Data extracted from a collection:
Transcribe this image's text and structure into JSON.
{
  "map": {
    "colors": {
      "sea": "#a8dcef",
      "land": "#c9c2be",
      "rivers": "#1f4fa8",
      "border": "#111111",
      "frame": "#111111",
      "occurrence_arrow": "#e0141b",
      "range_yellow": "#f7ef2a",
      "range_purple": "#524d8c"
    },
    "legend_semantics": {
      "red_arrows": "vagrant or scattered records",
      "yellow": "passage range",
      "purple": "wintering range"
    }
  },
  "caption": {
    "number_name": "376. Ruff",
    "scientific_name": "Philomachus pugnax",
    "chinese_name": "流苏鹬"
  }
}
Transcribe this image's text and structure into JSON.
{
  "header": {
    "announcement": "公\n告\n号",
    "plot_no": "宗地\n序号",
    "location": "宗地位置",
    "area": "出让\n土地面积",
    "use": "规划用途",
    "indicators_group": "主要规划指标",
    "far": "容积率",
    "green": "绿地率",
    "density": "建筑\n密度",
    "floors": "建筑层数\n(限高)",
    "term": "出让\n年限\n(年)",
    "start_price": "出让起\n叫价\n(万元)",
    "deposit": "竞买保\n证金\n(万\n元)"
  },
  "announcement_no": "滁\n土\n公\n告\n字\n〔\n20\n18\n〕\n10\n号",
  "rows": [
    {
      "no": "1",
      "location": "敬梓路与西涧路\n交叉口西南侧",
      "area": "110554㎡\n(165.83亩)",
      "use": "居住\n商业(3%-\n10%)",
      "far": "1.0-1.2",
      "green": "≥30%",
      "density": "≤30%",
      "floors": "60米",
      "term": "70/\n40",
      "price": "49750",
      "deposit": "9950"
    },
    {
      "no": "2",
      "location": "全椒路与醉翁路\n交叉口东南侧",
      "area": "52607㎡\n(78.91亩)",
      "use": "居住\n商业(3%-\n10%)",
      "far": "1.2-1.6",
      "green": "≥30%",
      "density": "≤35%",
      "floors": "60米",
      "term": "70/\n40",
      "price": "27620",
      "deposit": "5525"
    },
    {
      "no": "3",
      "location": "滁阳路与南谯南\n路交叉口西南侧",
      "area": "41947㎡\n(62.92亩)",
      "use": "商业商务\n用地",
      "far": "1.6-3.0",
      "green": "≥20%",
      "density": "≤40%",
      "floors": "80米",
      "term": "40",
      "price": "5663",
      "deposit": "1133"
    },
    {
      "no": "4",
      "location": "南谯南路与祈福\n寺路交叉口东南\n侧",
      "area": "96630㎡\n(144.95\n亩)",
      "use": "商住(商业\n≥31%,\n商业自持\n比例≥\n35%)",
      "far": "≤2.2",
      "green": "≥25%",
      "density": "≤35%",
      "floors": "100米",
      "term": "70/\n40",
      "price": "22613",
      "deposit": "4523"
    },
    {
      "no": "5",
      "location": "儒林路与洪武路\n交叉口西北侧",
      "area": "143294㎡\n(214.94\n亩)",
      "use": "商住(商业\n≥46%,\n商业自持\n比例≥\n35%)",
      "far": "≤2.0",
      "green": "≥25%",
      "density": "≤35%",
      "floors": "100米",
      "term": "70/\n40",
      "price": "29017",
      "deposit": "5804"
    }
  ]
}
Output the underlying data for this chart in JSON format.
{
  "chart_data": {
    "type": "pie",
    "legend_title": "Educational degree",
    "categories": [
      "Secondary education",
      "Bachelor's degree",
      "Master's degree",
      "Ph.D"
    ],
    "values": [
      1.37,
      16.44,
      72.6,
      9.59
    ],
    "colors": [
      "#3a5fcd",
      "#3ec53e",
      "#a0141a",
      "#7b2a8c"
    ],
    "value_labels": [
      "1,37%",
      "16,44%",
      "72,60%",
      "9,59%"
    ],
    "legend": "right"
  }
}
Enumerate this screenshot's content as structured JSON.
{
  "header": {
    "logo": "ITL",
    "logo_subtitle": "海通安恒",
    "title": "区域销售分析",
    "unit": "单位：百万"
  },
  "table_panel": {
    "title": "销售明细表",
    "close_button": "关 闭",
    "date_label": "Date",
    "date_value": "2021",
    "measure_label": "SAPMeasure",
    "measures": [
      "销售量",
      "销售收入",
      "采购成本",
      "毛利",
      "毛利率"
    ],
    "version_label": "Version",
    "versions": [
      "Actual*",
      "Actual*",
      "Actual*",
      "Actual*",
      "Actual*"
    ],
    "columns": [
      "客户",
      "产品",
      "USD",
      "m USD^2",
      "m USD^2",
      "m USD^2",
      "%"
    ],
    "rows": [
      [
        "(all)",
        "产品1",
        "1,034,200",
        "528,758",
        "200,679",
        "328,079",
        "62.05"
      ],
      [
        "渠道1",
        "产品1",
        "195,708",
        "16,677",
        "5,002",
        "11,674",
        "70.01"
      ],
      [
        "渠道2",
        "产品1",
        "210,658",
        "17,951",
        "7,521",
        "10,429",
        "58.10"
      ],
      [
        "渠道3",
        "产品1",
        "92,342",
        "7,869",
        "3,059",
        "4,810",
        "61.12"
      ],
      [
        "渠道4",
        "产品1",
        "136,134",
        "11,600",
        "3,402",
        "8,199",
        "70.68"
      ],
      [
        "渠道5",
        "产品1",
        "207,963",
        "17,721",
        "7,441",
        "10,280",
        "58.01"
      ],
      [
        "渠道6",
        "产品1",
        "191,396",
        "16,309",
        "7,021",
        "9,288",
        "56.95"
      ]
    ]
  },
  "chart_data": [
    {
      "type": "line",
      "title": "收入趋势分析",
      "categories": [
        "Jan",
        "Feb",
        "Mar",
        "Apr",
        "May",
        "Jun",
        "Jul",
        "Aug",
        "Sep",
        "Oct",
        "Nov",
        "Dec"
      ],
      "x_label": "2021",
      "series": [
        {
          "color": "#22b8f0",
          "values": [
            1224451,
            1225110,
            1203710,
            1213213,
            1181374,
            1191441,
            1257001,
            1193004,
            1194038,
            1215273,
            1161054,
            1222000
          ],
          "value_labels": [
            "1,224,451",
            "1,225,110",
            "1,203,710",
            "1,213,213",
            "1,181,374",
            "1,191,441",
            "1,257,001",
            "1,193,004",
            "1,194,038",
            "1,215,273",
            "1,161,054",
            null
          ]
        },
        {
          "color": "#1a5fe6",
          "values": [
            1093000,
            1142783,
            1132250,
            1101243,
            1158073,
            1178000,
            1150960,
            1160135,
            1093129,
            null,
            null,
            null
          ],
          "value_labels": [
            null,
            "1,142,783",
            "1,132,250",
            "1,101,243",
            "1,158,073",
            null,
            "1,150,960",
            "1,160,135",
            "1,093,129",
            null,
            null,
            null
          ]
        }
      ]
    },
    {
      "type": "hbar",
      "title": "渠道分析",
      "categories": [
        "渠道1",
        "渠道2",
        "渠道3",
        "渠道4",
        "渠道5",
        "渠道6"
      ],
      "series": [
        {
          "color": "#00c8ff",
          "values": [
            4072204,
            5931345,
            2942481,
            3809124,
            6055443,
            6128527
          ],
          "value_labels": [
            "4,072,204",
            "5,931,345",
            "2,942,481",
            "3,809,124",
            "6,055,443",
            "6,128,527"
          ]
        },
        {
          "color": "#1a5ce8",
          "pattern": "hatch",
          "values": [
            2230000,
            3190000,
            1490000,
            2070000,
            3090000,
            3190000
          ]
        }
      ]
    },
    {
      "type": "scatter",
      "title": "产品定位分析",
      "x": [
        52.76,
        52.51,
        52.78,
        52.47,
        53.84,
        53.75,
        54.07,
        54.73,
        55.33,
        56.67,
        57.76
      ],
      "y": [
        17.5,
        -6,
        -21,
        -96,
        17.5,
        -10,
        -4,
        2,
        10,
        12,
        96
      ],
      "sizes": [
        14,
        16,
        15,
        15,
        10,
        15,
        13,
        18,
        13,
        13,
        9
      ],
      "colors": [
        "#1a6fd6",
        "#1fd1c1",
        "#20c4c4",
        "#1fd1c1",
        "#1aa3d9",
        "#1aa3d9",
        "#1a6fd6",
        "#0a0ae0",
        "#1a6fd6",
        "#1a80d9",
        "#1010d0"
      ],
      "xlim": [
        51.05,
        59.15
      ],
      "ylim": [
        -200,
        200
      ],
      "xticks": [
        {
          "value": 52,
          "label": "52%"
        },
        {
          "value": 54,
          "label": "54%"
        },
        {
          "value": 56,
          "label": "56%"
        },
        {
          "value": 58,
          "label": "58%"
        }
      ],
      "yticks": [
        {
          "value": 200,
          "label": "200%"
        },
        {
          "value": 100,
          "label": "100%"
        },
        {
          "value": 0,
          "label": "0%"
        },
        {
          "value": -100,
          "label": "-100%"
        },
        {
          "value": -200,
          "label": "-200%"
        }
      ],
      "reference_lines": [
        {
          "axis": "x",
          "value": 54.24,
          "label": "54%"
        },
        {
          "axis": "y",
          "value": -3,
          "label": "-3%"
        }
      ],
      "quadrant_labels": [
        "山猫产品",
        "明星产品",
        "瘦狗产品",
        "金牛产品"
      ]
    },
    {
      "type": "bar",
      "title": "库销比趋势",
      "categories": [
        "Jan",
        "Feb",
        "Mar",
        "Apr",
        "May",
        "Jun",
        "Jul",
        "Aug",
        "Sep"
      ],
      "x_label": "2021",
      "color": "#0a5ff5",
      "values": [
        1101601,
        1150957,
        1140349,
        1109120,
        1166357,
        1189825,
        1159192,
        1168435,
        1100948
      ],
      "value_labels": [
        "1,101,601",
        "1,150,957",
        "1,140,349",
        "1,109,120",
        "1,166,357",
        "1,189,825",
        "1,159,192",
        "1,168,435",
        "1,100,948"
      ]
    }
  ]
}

GOAL OF THE EXERCISE>
Choose all lines containing the string "n商业自持" and copy them out.

THE RESULT>
      "use": "商住(商业\n≥31%,\n商业自持\n比例≥\n35%)",
      "use": "商住(商业\n≥46%,\n商业自持\n比例≥\n35%)",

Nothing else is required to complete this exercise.